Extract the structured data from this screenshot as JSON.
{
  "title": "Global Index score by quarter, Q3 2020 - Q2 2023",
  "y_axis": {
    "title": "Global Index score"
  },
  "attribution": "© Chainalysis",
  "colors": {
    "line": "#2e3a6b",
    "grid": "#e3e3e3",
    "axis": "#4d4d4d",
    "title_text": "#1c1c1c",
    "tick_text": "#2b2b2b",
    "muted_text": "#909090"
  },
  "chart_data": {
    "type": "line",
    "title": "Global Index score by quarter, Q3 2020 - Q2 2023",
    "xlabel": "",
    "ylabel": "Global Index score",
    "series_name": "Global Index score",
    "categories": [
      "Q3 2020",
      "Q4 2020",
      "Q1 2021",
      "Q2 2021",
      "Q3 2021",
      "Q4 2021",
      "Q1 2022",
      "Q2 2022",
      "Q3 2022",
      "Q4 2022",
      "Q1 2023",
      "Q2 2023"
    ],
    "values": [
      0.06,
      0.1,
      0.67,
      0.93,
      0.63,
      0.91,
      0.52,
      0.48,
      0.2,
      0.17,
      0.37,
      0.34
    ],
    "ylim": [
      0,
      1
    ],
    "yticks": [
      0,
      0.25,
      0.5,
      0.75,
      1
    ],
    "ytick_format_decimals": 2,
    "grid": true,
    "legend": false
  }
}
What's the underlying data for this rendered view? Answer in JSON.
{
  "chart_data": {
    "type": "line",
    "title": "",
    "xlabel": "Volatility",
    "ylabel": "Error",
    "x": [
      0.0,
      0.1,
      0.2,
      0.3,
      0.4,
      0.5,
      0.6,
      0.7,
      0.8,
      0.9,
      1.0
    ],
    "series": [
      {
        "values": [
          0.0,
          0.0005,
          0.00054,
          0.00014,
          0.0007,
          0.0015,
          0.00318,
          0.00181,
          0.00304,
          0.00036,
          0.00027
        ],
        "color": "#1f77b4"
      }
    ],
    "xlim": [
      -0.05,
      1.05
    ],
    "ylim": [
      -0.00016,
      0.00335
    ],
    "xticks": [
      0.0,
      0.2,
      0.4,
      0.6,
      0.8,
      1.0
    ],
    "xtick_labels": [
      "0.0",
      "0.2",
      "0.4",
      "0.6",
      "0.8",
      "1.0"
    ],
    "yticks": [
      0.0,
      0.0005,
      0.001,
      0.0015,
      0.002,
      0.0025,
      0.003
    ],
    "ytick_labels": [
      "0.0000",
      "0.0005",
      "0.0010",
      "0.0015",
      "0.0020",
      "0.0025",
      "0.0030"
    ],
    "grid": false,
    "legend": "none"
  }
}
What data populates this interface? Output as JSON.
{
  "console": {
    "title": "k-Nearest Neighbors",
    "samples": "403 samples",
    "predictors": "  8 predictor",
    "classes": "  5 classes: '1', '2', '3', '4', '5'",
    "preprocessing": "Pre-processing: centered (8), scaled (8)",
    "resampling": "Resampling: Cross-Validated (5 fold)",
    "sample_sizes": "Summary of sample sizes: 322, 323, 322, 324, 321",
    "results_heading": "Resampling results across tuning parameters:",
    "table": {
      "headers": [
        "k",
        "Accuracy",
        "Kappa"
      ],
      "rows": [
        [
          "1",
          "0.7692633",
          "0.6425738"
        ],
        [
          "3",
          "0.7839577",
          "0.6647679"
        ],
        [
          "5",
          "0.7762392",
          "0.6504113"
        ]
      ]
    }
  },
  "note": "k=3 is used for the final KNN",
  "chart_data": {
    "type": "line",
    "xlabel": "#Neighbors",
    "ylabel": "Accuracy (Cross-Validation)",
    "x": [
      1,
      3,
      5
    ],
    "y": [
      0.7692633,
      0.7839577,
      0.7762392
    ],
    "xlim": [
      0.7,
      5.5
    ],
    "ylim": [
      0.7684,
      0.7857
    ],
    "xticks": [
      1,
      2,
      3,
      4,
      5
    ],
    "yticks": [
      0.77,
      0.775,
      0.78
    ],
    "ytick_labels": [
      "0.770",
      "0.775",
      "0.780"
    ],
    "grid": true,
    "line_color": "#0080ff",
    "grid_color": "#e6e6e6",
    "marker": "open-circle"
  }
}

###

In the records above, how many lines hold the string "xlabel"? Reply with only the number.

THE COMPLETED TASK:
3